■ **Objective**
Whenever a line below holds the word "Standard", copy that line.
══ Available records ══
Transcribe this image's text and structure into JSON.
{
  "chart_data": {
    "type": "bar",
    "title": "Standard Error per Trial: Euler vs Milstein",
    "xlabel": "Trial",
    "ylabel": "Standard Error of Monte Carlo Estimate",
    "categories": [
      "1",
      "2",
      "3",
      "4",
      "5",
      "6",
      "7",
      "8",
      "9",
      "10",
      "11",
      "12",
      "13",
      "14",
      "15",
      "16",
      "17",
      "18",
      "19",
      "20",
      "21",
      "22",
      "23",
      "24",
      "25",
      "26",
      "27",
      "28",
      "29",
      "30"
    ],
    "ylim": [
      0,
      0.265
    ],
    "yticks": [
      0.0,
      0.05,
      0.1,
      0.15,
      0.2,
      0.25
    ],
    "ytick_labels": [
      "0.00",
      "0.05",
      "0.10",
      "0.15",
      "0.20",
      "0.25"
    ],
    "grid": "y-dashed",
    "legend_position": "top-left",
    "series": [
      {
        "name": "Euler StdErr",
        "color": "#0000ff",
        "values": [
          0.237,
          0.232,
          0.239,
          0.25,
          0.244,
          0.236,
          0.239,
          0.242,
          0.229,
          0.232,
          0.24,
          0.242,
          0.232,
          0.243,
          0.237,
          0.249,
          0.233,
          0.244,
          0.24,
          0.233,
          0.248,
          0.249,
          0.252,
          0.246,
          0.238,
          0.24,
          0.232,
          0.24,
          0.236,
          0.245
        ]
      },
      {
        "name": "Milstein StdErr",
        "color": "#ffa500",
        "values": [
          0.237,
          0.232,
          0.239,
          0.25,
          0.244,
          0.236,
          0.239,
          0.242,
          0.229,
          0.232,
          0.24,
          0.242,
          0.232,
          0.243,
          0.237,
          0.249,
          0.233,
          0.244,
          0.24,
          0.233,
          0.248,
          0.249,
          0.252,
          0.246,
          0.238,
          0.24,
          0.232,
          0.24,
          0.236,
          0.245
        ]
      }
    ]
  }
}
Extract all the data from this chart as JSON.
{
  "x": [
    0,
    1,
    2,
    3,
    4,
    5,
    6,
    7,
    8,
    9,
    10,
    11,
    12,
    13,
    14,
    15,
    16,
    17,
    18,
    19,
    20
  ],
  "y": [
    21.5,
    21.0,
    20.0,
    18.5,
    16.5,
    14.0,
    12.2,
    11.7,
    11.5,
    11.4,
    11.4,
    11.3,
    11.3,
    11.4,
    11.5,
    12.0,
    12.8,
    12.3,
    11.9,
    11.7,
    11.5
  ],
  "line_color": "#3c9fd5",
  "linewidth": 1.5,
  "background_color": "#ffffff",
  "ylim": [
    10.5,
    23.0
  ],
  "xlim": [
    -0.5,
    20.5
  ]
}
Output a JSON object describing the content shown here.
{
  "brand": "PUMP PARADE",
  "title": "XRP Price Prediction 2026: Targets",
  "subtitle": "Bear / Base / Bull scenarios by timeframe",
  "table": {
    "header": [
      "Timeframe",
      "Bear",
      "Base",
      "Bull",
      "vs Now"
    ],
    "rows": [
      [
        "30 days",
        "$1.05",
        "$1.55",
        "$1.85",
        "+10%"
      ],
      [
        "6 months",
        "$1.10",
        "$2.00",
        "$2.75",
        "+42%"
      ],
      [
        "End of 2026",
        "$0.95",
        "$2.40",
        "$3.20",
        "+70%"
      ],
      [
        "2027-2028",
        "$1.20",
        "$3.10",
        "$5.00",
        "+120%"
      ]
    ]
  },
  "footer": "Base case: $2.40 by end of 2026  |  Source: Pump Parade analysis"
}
═══
■ **Result below**
    "title": "Standard Error per Trial: Euler vs Milstein",
    "ylabel": "Standard Error of Monte Carlo Estimate",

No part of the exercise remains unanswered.